# Task prompt
State how many lines of the listing below include the word "packaging". Give only the number.

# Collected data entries
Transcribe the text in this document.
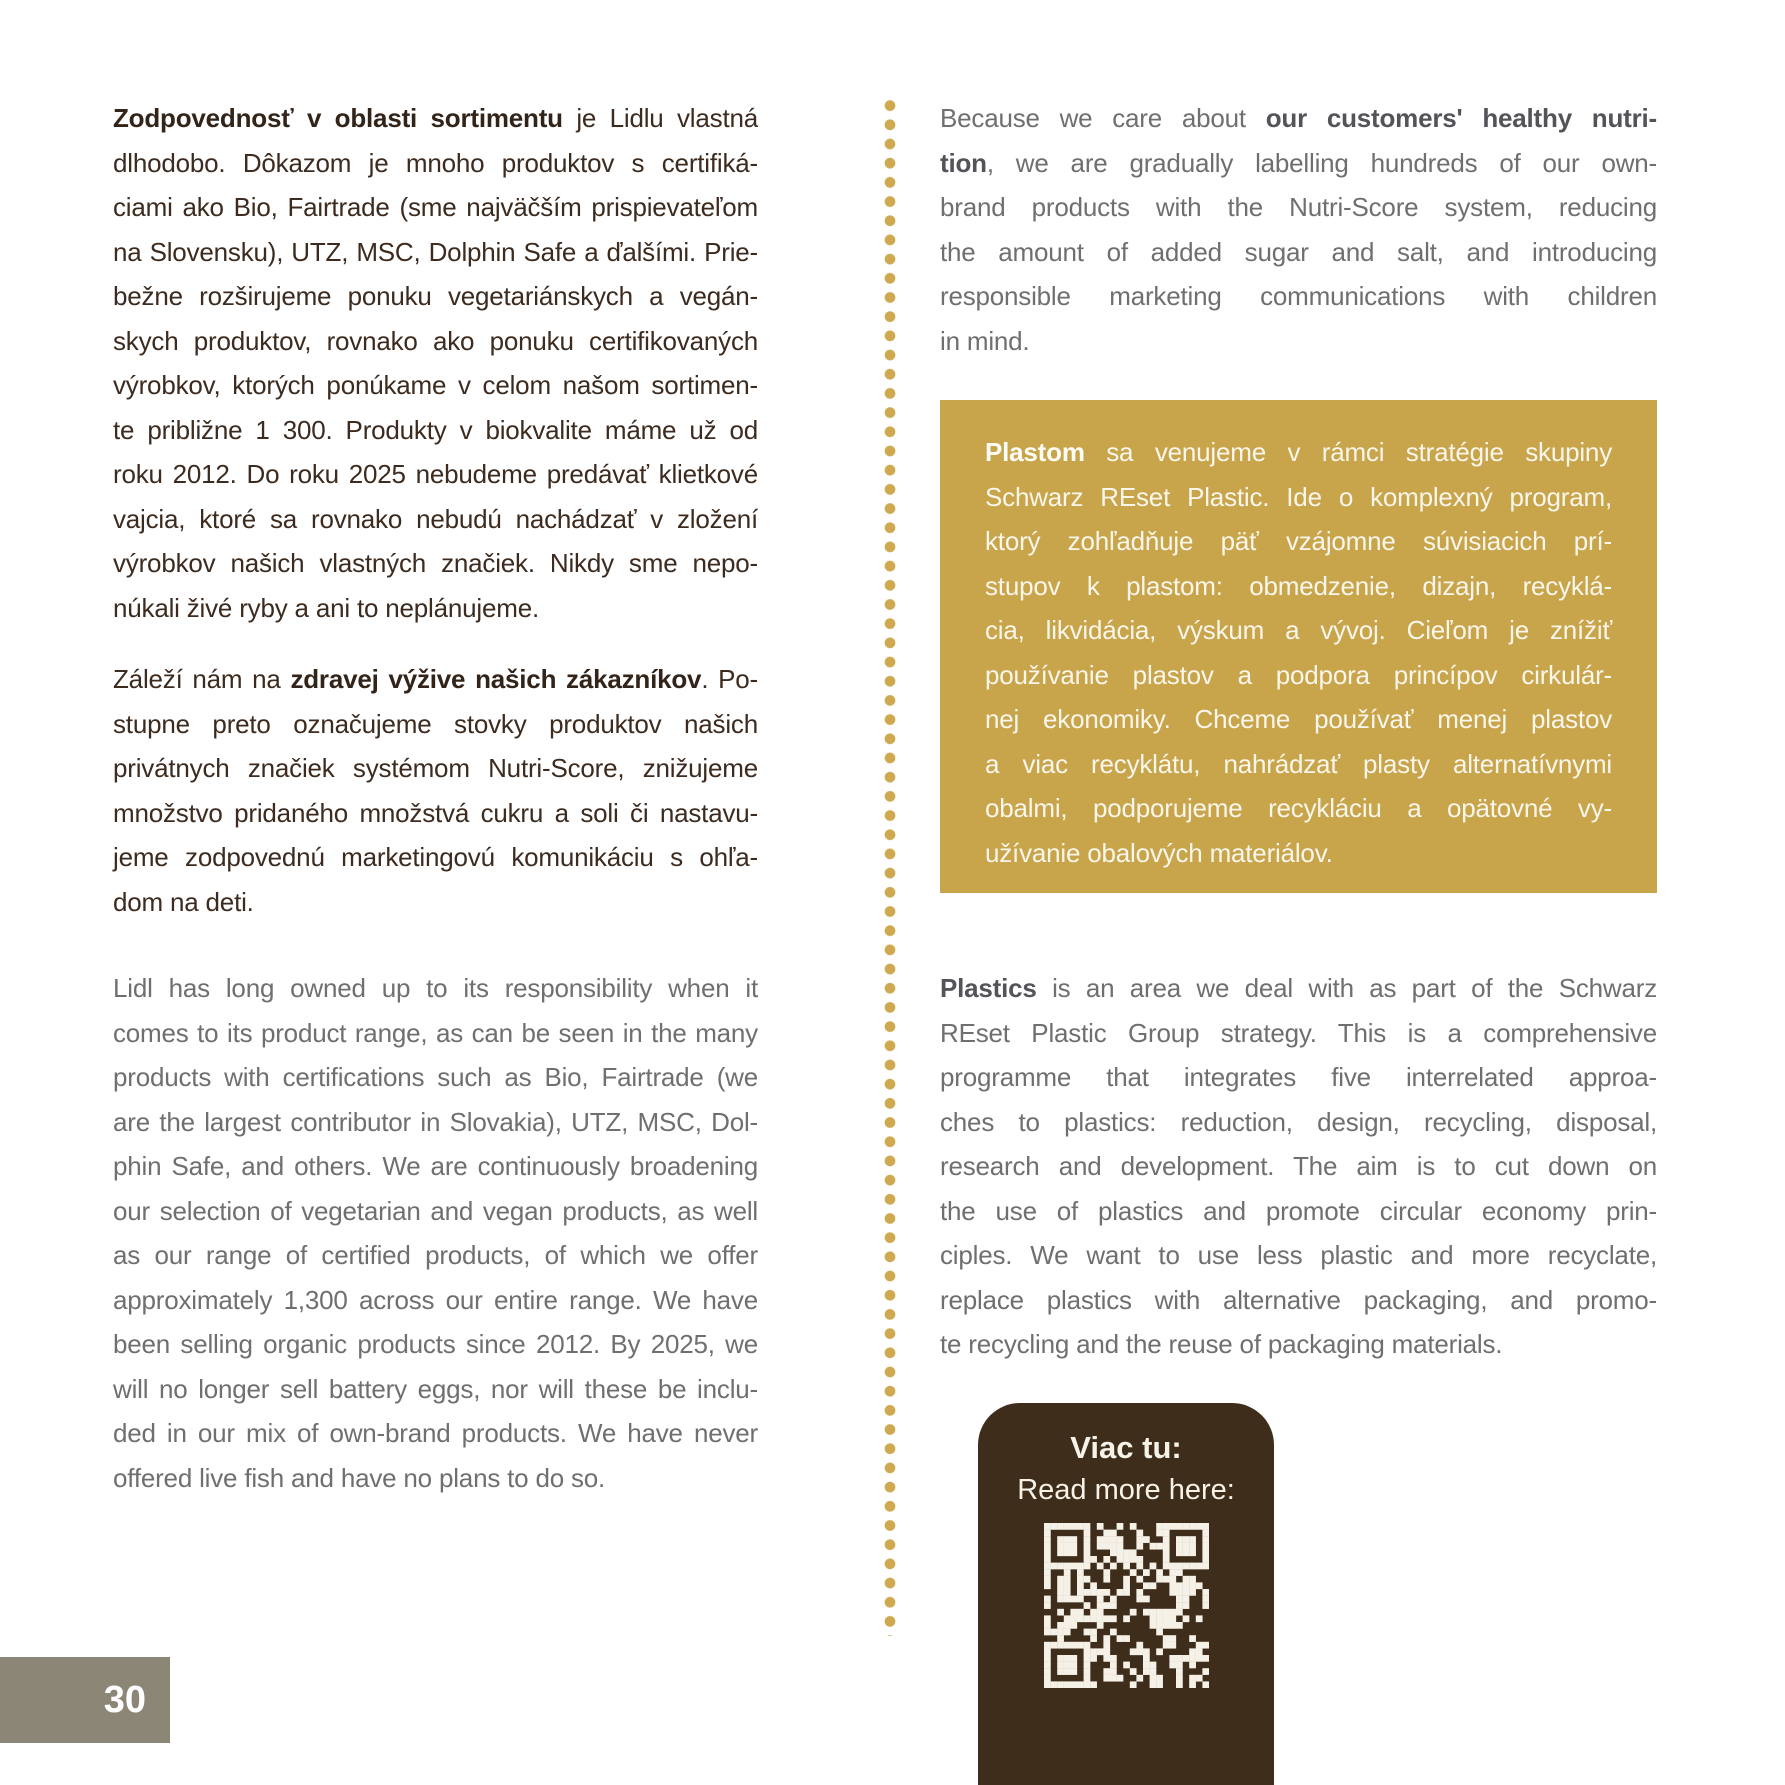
Zodpovednosť v oblasti sortimentu je Lidlu vlastná
dlhodobo. Dôkazom je mnoho produktov s certifiká-
ciami ako Bio, Fairtrade (sme najväčším prispievateľom
na Slovensku), UTZ, MSC, Dolphin Safe a ďalšími. Prie-
bežne rozširujeme ponuku vegetariánskych a vegán-
skych produktov, rovnako ako ponuku certifikovaných
výrobkov, ktorých ponúkame v celom našom sortimen-
te približne 1 300. Produkty v biokvalite máme už od
roku 2012. Do roku 2025 nebudeme predávať klietkové
vajcia, ktoré sa rovnako nebudú nachádzať v zložení
výrobkov našich vlastných značiek. Nikdy sme nepo-
núkali živé ryby a ani to neplánujeme.
Záleží nám na zdravej výžive našich zákazníkov. Po-
stupne preto označujeme stovky produktov našich
privátnych značiek systémom Nutri-Score, znižujeme
množstvo pridaného množstvá cukru a soli či nastavu-
jeme zodpovednú marketingovú komunikáciu s ohľa-
dom na deti.
Lidl has long owned up to its responsibility when it
comes to its product range, as can be seen in the many
products with certifications such as Bio, Fairtrade (we
are the largest contributor in Slovakia), UTZ, MSC, Dol-
phin Safe, and others. We are continuously broadening
our selection of vegetarian and vegan products, as well
as our range of certified products, of which we offer
approximately 1,300 across our entire range. We have
been selling organic products since 2012. By 2025, we
will no longer sell battery eggs, nor will these be inclu-
ded in our mix of own-brand products. We have never
offered live fish and have no plans to do so.
Because we care about our customers' healthy nutri-
tion, we are gradually labelling hundreds of our own-
brand products with the Nutri-Score system, reducing
the amount of added sugar and salt, and introducing
responsible marketing communications with children
in mind.
Plastom sa venujeme v rámci stratégie skupiny
Schwarz REset Plastic. Ide o komplexný program,
ktorý zohľadňuje päť vzájomne súvisiacich prí-
stupov k plastom: obmedzenie, dizajn, recyklá-
cia, likvidácia, výskum a vývoj. Cieľom je znížiť
používanie plastov a podpora princípov cirkulár-
nej ekonomiky. Chceme používať menej plastov
a viac recyklátu, nahrádzať plasty alternatívnymi
obalmi, podporujeme recykláciu a opätovné vy-
užívanie obalových materiálov.
Plastics is an area we deal with as part of the Schwarz
REset Plastic Group strategy. This is a comprehensive
programme that integrates five interrelated approa-
ches to plastics: reduction, design, recycling, disposal,
research and development. The aim is to cut down on
the use of plastics and promote circular economy prin-
ciples. We want to use less plastic and more recyclate,
replace plastics with alternative packaging, and promo-
te recycling and the reuse of packaging materials.
Viac tu:
Read more here:
30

# Task output
2